Material
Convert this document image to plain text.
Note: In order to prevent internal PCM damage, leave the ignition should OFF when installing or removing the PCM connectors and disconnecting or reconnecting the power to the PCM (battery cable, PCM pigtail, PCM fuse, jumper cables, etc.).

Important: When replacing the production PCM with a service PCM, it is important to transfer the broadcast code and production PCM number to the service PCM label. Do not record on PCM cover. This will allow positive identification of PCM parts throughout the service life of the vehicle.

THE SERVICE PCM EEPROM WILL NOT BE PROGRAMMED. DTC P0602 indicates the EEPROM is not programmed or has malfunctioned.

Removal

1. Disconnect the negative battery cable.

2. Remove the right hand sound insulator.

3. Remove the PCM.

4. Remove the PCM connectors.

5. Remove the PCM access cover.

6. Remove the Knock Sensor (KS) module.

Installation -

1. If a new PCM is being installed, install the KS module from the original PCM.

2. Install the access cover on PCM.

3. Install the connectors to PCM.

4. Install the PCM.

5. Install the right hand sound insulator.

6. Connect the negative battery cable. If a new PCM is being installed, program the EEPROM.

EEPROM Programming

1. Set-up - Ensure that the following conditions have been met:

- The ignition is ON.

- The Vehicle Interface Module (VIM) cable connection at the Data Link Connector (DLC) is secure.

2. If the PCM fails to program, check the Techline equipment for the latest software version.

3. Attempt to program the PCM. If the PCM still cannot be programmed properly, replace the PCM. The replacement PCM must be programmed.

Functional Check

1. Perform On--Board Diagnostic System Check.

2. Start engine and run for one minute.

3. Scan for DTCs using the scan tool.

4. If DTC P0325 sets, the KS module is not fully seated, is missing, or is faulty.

Problem to work on
Word for word, quote all of the data above.

Answer to the problem
Convert this document image to plain text.
Note: In order to prevent internal PCM damage, leave the ignition should OFF when installing or removing the PCM connectors and disconnecting or reconnecting the power to the PCM (battery cable, PCM pigtail, PCM fuse, jumper cables, etc.).

Important: When replacing the production PCM with a service PCM, it is important to transfer the broadcast code and production PCM number to the service PCM label. Do not record on PCM cover. This will allow positive identification of PCM parts throughout the service life of the vehicle.

THE SERVICE PCM EEPROM WILL NOT BE PROGRAMMED. DTC P0602 indicates the EEPROM is not programmed or has malfunctioned.

Removal

1. Disconnect the negative battery cable.

2. Remove the right hand sound insulator.

3. Remove the PCM.

4. Remove the PCM connectors.

5. Remove the PCM access cover.

6. Remove the Knock Sensor (KS) module.

Installation -

1. If a new PCM is being installed, install the KS module from the original PCM.

2. Install the access cover on PCM.

3. Install the connectors to PCM.

4. Install the PCM.

5. Install the right hand sound insulator.

6. Connect the negative battery cable. If a new PCM is being installed, program the EEPROM.

EEPROM Programming

1. Set-up - Ensure that the following conditions have been met:

- The ignition is ON.

- The Vehicle Interface Module (VIM) cable connection at the Data Link Connector (DLC) is secure.

2. If the PCM fails to program, check the Techline equipment for the latest software version.

3. Attempt to program the PCM. If the PCM still cannot be programmed properly, replace the PCM. The replacement PCM must be programmed.

Functional Check

1. Perform On--Board Diagnostic System Check.

2. Start engine and run for one minute.

3. Scan for DTCs using the scan tool.

4. If DTC P0325 sets, the KS module is not fully seated, is missing, or is faulty.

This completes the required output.